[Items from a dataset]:
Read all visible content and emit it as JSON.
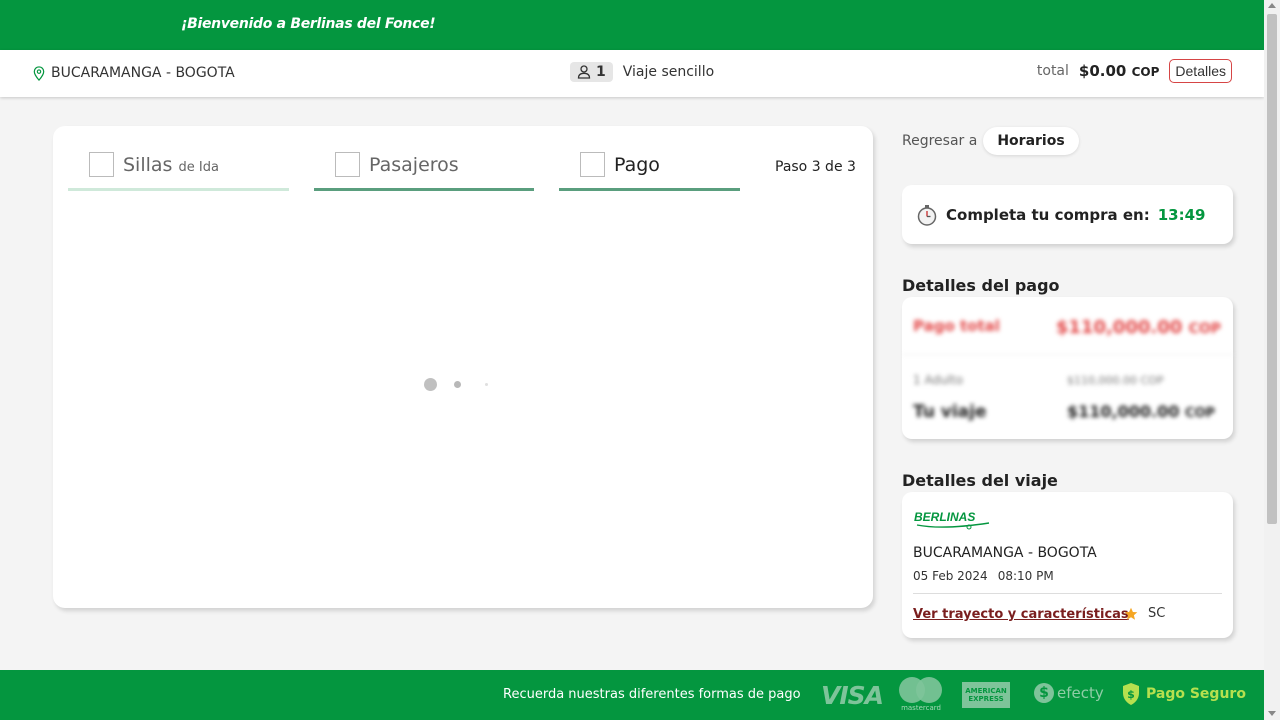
{
  "header": {
    "welcome": "¡Bienvenido a Berlinas del Fonce!"
  },
  "trip_bar": {
    "route": "BUCARAMANGA - BOGOTA",
    "passengers": "1",
    "trip_type": "Viaje sencillo",
    "total_label": "total",
    "total_amount": "$0.00",
    "total_currency": "COP",
    "details_button": "Detalles"
  },
  "steps": {
    "tabs": [
      {
        "label": "Sillas",
        "sub": "de Ida",
        "icon": "seat-image"
      },
      {
        "label": "Pasajeros",
        "sub": "",
        "icon": "passengers-image"
      },
      {
        "label": "Pago",
        "sub": "",
        "icon": "payment-image"
      }
    ],
    "active_tab": "Pago",
    "step_indicator": "Paso 3 de 3"
  },
  "sidebar": {
    "back_label": "Regresar a",
    "back_button": "Horarios",
    "timer_label": "Completa tu compra en:",
    "timer_value": "13:49",
    "payment_title": "Detalles del pago",
    "payment": {
      "total_label": "Pago total",
      "total_value": "$110,000.00",
      "total_currency": "COP",
      "line_label": "1 Adulto",
      "line_value": "$110,000.00 COP",
      "trip_label": "Tu viaje",
      "trip_value": "$110,000.00",
      "trip_currency": "COP"
    },
    "trip_title": "Detalles del viaje",
    "trip": {
      "logo_text": "BERLINAS",
      "route": "BUCARAMANGA - BOGOTA",
      "date": "05 Feb 2024",
      "time": "08:10 PM",
      "link": "Ver trayecto y características",
      "class": "SC"
    }
  },
  "footer": {
    "text": "Recuerda nuestras diferentes formas de pago",
    "methods": {
      "visa": "VISA",
      "mastercard": "mastercard",
      "amex": "AMERICAN EXPRESS",
      "efecty": "efecty"
    },
    "secure": "Pago Seguro"
  },
  "colors": {
    "brand_green": "#04963f",
    "accent_red": "#e34a4a",
    "link_dark_red": "#7a1e1e",
    "secure_lime": "#b6e04f"
  }
}
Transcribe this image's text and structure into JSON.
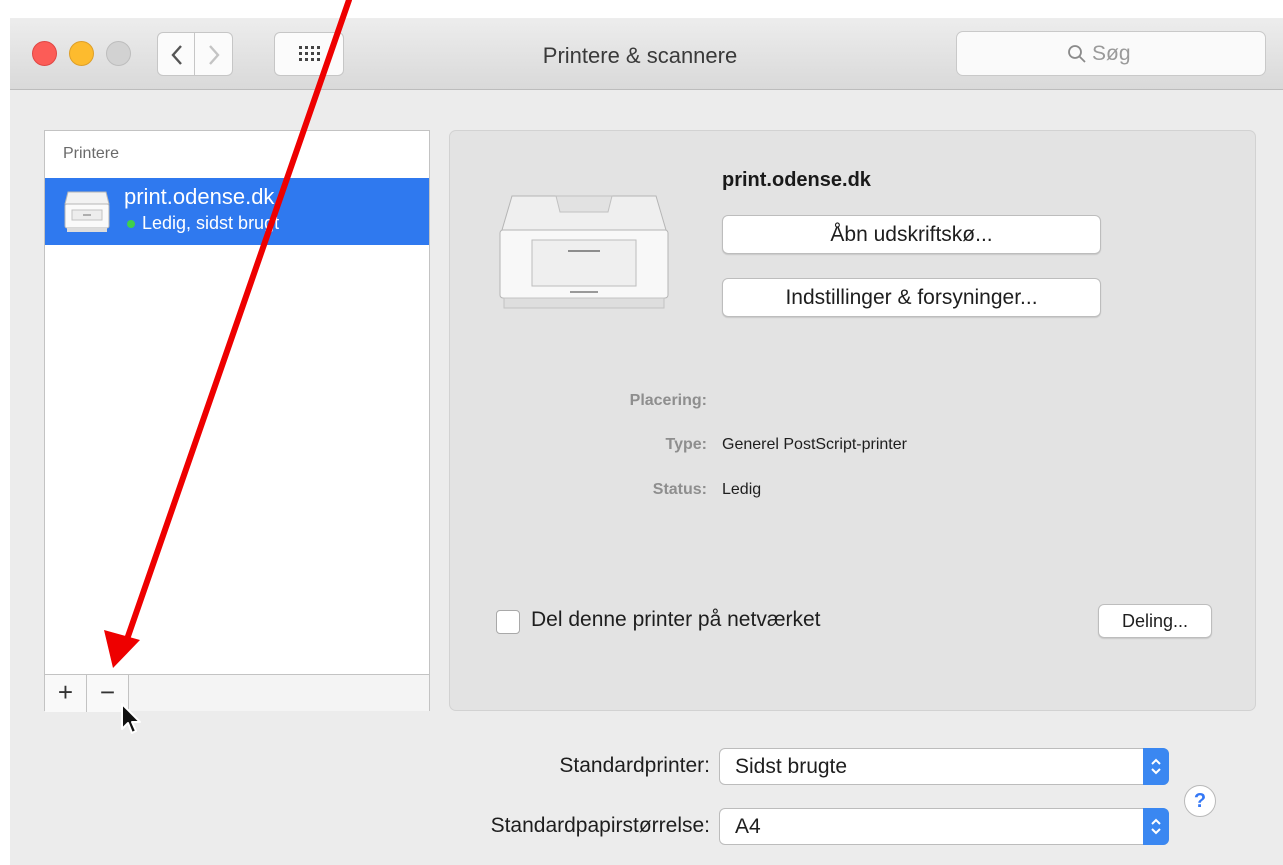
{
  "window": {
    "title": "Printere & scannere",
    "search_placeholder": "Søg"
  },
  "sidebar": {
    "header": "Printere",
    "printers": [
      {
        "name": "print.odense.dk",
        "status": "Ledig, sidst brugt",
        "selected": true
      }
    ],
    "add_label": "+",
    "remove_label": "−"
  },
  "detail": {
    "printer_name": "print.odense.dk",
    "open_queue_label": "Åbn udskriftskø...",
    "options_label": "Indstillinger & forsyninger...",
    "location_label": "Placering:",
    "location_value": "",
    "type_label": "Type:",
    "type_value": "Generel PostScript-printer",
    "status_label": "Status:",
    "status_value": "Ledig",
    "share_checkbox_label": "Del denne printer på netværket",
    "share_checked": false,
    "sharing_button_label": "Deling..."
  },
  "defaults": {
    "default_printer_label": "Standardprinter:",
    "default_printer_value": "Sidst brugte",
    "paper_size_label": "Standardpapirstørrelse:",
    "paper_size_value": "A4",
    "help_label": "?"
  },
  "colors": {
    "selection": "#2f79ef",
    "arrow": "#ee0000",
    "close": "#fc5c57",
    "minimize": "#fdbb2e",
    "status_dot": "#3fd04a"
  }
}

[What you are asked to do]: Check every line of the material for the string "JSON" and give the number of lines that have it, without anything else.

[Response to this exercise]: 2